EXERCISE DIRECTIONS: Copy out the whole text on speeding up the numba code with numpy, word for word.

TEXT:
** BEGIN **

By using numpy and some maths it is possible to speed-up your code, so it becomes faster than the current numba-version by an order of magnitude. We will also see, using numba on the improved function makes it even faster.
It is quite often, that numba is overused - often it is possible to write numpy-only code which is quite efficient - this is also the case here.
A problem with the numpy code at hand: one should not access single elements but leverage numpy's build-in functions - they are as fast as it gets most of the time. Only if it is impossible to use those numpy-functions, one would use numba or cython.
However, the biggest issue here is the formulation of the problem. For fixed i
and j
we have the following formula to calculate (I simplified it a little bit):
g[i,j]=sum_ii sum_jj exp(value_ii+value_jj)

** END **

GIVEN INFORMATION:
** BEGIN **

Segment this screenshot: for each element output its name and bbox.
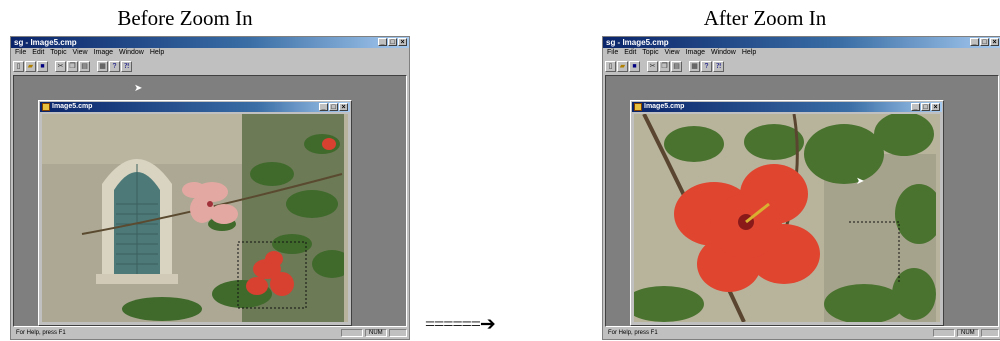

** END **

ANSWER BELOW:
By using numpy and some maths it is possible to speed-up your code, so it becomes faster than the current numba-version by an order of magnitude. We will also see, using numba on the improved function makes it even faster.
It is quite often, that numba is overused - often it is possible to write numpy-only code which is quite efficient - this is also the case here.
A problem with the numpy code at hand: one should not access single elements but leverage numpy's build-in functions - they are as fast as it gets most of the time. Only if it is impossible to use those numpy-functions, one would use numba or cython.
However, the biggest issue here is the formulation of the problem. For fixed i
and j
we have the following formula to calculate (I simplified it a little bit):
g[i,j]=sum_ii sum_jj exp(value_ii+value_jj)